▶ **Given task**: Here are some records; return them all exactly.

Dataset entries:
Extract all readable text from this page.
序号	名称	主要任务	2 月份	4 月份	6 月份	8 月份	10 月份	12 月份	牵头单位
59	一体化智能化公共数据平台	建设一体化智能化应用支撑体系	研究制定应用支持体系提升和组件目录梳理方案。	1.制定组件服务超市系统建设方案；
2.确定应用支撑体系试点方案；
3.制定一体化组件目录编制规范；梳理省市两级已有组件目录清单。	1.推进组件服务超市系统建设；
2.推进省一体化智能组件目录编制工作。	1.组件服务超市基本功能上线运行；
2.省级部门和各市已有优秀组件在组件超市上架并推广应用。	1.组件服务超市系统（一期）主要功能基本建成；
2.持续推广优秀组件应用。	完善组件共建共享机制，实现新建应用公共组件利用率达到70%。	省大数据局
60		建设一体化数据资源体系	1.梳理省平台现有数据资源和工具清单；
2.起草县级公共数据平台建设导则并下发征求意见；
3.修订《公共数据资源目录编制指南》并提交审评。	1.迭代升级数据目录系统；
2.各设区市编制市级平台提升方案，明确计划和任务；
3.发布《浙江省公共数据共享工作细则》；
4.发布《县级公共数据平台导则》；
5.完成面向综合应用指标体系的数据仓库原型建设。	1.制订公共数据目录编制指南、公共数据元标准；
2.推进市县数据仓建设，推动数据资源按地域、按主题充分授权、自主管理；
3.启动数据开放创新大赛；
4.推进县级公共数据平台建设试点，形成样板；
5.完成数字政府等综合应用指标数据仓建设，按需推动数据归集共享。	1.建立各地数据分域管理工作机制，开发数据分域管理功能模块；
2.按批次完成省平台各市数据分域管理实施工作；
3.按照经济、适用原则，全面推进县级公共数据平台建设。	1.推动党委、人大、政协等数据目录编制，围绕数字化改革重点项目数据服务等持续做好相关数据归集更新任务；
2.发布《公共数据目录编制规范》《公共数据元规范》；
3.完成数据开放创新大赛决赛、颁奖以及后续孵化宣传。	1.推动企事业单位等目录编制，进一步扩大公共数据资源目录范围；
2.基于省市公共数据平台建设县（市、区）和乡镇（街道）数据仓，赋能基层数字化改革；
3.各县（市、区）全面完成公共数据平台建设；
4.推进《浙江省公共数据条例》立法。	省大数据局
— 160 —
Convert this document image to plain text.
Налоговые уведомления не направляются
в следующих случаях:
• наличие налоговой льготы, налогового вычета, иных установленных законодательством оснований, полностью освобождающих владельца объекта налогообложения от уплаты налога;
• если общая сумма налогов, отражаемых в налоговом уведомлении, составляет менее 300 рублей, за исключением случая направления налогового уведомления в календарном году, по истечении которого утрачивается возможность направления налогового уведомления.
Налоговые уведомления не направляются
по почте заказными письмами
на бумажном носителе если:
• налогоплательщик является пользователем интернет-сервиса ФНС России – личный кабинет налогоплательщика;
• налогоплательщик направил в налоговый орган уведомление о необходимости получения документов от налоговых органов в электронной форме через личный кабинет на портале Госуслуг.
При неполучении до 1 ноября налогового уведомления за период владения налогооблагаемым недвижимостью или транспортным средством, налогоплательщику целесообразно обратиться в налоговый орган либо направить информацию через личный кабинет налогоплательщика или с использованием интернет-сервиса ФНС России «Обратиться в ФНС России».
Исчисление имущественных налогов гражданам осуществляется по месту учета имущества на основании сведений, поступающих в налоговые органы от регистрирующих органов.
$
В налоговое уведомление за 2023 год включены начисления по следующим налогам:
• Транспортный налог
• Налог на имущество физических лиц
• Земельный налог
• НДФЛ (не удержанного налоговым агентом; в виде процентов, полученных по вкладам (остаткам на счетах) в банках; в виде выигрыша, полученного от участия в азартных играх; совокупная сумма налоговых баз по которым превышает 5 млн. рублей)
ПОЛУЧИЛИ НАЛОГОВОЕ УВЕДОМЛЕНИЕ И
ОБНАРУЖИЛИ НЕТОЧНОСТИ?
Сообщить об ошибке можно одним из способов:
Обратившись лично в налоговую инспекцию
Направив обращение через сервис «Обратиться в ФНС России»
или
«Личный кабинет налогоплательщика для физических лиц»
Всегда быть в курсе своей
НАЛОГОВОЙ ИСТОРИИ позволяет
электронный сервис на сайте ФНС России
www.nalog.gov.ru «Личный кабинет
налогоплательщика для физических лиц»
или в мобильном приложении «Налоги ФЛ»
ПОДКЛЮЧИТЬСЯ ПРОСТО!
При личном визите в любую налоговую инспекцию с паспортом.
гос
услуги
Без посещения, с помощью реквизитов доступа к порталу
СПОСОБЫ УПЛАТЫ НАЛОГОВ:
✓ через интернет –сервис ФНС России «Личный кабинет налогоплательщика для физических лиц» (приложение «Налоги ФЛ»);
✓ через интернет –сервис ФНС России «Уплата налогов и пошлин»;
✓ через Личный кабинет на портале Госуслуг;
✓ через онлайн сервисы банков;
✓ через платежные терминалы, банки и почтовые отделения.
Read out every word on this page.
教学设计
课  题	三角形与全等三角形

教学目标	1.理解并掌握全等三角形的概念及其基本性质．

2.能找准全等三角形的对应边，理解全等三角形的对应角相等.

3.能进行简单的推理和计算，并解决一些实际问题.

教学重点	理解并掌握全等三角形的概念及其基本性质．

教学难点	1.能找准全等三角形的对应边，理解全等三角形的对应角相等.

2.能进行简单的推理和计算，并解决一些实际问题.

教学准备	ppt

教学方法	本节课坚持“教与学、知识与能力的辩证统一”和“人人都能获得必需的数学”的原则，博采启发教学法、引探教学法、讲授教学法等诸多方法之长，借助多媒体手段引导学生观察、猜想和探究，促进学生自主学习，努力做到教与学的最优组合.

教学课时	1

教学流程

▶ **Answer to the problem**:
Extract all readable text from this page.
序号	名称	主要任务	2 月份	4 月份	6 月份	8 月份	10 月份	12 月份	牵头单位
59	一体化智能化公共数据平台	建设一体化智能化应用支撑体系	研究制定应用支持体系提升和组件目录梳理方案。	1.制定组件服务超市系统建设方案；
2.确定应用支撑体系试点方案；
3.制定一体化组件目录编制规范；梳理省市两级已有组件目录清单。	1.推进组件服务超市系统建设；
2.推进省一体化智能组件目录编制工作。	1.组件服务超市基本功能上线运行；
2.省级部门和各市已有优秀组件在组件超市上架并推广应用。	1.组件服务超市系统（一期）主要功能基本建成；
2.持续推广优秀组件应用。	完善组件共建共享机制，实现新建应用公共组件利用率达到70%。	省大数据局
60		建设一体化数据资源体系	1.梳理省平台现有数据资源和工具清单；
2.起草县级公共数据平台建设导则并下发征求意见；
3.修订《公共数据资源目录编制指南》并提交审评。	1.迭代升级数据目录系统；
2.各设区市编制市级平台提升方案，明确计划和任务；
3.发布《浙江省公共数据共享工作细则》；
4.发布《县级公共数据平台导则》；
5.完成面向综合应用指标体系的数据仓库原型建设。	1.制订公共数据目录编制指南、公共数据元标准；
2.推进市县数据仓建设，推动数据资源按地域、按主题充分授权、自主管理；
3.启动数据开放创新大赛；
4.推进县级公共数据平台建设试点，形成样板；
5.完成数字政府等综合应用指标数据仓建设，按需推动数据归集共享。	1.建立各地数据分域管理工作机制，开发数据分域管理功能模块；
2.按批次完成省平台各市数据分域管理实施工作；
3.按照经济、适用原则，全面推进县级公共数据平台建设。	1.推动党委、人大、政协等数据目录编制，围绕数字化改革重点项目数据服务等持续做好相关数据归集更新任务；
2.发布《公共数据目录编制规范》《公共数据元规范》；
3.完成数据开放创新大赛决赛、颁奖以及后续孵化宣传。	1.推动企事业单位等目录编制，进一步扩大公共数据资源目录范围；
2.基于省市公共数据平台建设县（市、区）和乡镇（街道）数据仓，赋能基层数字化改革；
3.各县（市、区）全面完成公共数据平台建设；
4.推进《浙江省公共数据条例》立法。	省大数据局
— 160 —
Convert this document image to plain text.
Налоговые уведомления не направляются
в следующих случаях:
• наличие налоговой льготы, налогового вычета, иных установленных законодательством оснований, полностью освобождающих владельца объекта налогообложения от уплаты налога;
• если общая сумма налогов, отражаемых в налоговом уведомлении, составляет менее 300 рублей, за исключением случая направления налогового уведомления в календарном году, по истечении которого утрачивается возможность направления налогового уведомления.
Налоговые уведомления не направляются
по почте заказными письмами
на бумажном носителе если:
• налогоплательщик является пользователем интернет-сервиса ФНС России – личный кабинет налогоплательщика;
• налогоплательщик направил в налоговый орган уведомление о необходимости получения документов от налоговых органов в электронной форме через личный кабинет на портале Госуслуг.
При неполучении до 1 ноября налогового уведомления за период владения налогооблагаемым недвижимостью или транспортным средством, налогоплательщику целесообразно обратиться в налоговый орган либо направить информацию через личный кабинет налогоплательщика или с использованием интернет-сервиса ФНС России «Обратиться в ФНС России».
Исчисление имущественных налогов гражданам осуществляется по месту учета имущества на основании сведений, поступающих в налоговые органы от регистрирующих органов.
$
В налоговое уведомление за 2023 год включены начисления по следующим налогам:
• Транспортный налог
• Налог на имущество физических лиц
• Земельный налог
• НДФЛ (не удержанного налоговым агентом; в виде процентов, полученных по вкладам (остаткам на счетах) в банках; в виде выигрыша, полученного от участия в азартных играх; совокупная сумма налоговых баз по которым превышает 5 млн. рублей)
ПОЛУЧИЛИ НАЛОГОВОЕ УВЕДОМЛЕНИЕ И
ОБНАРУЖИЛИ НЕТОЧНОСТИ?
Сообщить об ошибке можно одним из способов:
Обратившись лично в налоговую инспекцию
Направив обращение через сервис «Обратиться в ФНС России»
или
«Личный кабинет налогоплательщика для физических лиц»
Всегда быть в курсе своей
НАЛОГОВОЙ ИСТОРИИ позволяет
электронный сервис на сайте ФНС России
www.nalog.gov.ru «Личный кабинет
налогоплательщика для физических лиц»
или в мобильном приложении «Налоги ФЛ»
ПОДКЛЮЧИТЬСЯ ПРОСТО!
При личном визите в любую налоговую инспекцию с паспортом.
гос
услуги
Без посещения, с помощью реквизитов доступа к порталу
СПОСОБЫ УПЛАТЫ НАЛОГОВ:
✓ через интернет –сервис ФНС России «Личный кабинет налогоплательщика для физических лиц» (приложение «Налоги ФЛ»);
✓ через интернет –сервис ФНС России «Уплата налогов и пошлин»;
✓ через Личный кабинет на портале Госуслуг;
✓ через онлайн сервисы банков;
✓ через платежные терминалы, банки и почтовые отделения.
Read out every word on this page.
教学设计
课  题	三角形与全等三角形

教学目标	1.理解并掌握全等三角形的概念及其基本性质．

2.能找准全等三角形的对应边，理解全等三角形的对应角相等.

3.能进行简单的推理和计算，并解决一些实际问题.

教学重点	理解并掌握全等三角形的概念及其基本性质．

教学难点	1.能找准全等三角形的对应边，理解全等三角形的对应角相等.

2.能进行简单的推理和计算，并解决一些实际问题.

教学准备	ppt

教学方法	本节课坚持“教与学、知识与能力的辩证统一”和“人人都能获得必需的数学”的原则，博采启发教学法、引探教学法、讲授教学法等诸多方法之长，借助多媒体手段引导学生观察、猜想和探究，促进学生自主学习，努力做到教与学的最优组合.

教学课时	1

教学流程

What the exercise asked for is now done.